• SHORT PROBLEM
Count the lines in the entries below that include the word "Narrow". Give nothing but the number.

• PROVIDED INFORMATION
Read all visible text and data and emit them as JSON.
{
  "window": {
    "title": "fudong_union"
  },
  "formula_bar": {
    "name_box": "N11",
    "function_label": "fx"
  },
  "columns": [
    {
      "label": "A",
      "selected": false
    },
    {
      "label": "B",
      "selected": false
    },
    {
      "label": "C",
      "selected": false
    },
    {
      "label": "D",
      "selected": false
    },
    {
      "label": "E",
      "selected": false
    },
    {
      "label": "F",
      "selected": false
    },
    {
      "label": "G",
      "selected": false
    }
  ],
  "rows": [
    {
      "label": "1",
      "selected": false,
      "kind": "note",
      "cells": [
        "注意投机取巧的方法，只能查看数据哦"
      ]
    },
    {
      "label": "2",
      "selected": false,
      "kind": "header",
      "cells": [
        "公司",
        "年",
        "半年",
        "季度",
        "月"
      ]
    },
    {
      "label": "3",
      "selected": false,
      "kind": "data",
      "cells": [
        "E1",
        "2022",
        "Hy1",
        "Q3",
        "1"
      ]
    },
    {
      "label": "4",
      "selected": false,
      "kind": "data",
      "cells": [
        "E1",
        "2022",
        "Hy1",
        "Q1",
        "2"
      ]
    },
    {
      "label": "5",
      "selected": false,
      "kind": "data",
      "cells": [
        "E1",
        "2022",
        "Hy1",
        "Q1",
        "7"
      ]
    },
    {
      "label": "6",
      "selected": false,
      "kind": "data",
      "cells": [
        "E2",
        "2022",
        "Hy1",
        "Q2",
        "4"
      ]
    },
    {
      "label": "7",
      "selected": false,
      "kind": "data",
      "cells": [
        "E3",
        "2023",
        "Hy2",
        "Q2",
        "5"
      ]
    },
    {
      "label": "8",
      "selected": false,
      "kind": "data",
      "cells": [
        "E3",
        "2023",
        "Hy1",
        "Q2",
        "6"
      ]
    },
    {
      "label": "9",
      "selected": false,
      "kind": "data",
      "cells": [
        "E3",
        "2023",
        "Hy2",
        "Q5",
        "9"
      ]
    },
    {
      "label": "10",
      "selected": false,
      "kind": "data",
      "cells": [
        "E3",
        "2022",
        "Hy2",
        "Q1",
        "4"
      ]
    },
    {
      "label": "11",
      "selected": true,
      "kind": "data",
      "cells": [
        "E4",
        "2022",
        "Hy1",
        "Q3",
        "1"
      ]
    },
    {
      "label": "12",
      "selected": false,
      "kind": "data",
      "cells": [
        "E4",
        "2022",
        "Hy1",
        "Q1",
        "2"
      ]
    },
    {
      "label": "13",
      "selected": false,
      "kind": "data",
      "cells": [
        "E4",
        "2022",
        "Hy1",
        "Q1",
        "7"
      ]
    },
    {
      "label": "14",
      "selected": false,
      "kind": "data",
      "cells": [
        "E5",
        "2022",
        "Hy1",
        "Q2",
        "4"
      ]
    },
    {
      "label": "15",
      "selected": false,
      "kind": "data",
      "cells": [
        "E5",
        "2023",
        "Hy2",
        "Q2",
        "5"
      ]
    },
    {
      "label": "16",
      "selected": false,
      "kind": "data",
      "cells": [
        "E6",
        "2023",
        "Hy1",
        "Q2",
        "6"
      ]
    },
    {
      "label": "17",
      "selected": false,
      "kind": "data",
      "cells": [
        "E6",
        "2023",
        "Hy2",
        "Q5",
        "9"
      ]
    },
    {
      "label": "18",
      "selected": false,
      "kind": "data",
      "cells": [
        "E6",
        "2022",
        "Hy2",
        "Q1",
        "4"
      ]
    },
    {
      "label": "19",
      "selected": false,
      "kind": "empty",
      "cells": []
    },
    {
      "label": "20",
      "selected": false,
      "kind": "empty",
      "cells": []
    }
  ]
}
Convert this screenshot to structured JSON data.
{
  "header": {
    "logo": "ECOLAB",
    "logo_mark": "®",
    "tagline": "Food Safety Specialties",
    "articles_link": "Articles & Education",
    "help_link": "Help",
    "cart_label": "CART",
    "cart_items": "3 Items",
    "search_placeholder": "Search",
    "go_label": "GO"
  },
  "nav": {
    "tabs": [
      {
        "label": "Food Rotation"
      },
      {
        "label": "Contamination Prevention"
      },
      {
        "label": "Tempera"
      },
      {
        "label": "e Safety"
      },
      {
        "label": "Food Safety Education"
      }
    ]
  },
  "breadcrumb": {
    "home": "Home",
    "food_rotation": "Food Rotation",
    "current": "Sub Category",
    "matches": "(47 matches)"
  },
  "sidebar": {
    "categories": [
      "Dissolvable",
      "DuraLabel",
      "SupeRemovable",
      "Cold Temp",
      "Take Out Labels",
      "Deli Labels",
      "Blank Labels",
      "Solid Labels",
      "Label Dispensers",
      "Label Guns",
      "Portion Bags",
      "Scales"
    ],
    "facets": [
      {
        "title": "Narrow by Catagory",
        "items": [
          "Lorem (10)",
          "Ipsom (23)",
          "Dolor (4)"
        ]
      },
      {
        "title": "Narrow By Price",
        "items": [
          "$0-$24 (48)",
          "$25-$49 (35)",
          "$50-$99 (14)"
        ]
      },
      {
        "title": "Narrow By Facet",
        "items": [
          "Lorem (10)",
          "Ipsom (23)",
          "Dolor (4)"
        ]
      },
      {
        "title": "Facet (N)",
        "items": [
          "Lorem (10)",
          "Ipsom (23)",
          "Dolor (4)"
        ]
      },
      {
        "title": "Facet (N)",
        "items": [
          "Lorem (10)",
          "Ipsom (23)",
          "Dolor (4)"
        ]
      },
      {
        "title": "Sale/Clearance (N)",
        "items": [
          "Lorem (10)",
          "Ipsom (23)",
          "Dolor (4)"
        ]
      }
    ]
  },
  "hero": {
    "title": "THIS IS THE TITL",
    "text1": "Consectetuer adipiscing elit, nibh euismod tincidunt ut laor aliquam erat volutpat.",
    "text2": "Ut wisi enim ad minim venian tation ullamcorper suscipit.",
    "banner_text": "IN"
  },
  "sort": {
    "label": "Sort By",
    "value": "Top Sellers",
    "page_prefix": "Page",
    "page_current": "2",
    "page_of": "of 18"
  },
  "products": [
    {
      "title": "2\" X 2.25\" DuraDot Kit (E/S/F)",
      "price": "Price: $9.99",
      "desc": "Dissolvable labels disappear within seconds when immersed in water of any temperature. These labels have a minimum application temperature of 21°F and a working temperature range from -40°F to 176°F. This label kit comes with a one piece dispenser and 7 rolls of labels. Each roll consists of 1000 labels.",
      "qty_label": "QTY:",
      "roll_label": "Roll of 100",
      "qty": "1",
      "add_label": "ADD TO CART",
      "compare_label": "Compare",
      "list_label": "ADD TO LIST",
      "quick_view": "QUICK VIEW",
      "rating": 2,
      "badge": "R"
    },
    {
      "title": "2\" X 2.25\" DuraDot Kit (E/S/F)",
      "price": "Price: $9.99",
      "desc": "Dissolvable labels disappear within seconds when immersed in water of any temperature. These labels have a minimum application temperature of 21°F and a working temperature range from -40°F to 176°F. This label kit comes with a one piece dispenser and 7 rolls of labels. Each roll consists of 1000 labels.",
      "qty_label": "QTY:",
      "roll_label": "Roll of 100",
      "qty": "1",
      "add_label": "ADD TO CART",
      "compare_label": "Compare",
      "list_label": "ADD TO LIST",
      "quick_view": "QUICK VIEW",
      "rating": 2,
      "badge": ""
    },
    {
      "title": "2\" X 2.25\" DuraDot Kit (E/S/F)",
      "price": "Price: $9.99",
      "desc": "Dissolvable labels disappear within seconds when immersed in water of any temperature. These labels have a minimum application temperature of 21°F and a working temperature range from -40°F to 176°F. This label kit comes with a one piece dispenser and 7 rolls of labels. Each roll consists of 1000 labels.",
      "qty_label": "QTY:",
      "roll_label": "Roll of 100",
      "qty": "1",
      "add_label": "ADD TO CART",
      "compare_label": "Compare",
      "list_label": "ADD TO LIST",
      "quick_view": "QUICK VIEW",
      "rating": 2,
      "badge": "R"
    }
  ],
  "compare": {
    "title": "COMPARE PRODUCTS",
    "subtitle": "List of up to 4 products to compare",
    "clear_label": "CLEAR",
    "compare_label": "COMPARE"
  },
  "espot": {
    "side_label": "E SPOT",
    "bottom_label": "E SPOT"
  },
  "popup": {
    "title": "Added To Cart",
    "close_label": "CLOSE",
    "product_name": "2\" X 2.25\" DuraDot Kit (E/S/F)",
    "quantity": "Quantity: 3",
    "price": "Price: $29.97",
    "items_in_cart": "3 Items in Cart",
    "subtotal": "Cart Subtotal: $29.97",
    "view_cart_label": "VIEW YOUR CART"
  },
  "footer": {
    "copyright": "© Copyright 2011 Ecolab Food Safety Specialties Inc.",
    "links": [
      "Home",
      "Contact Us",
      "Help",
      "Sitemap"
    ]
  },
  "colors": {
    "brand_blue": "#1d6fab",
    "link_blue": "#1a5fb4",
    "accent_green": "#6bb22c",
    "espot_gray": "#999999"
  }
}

• SOLUTION
3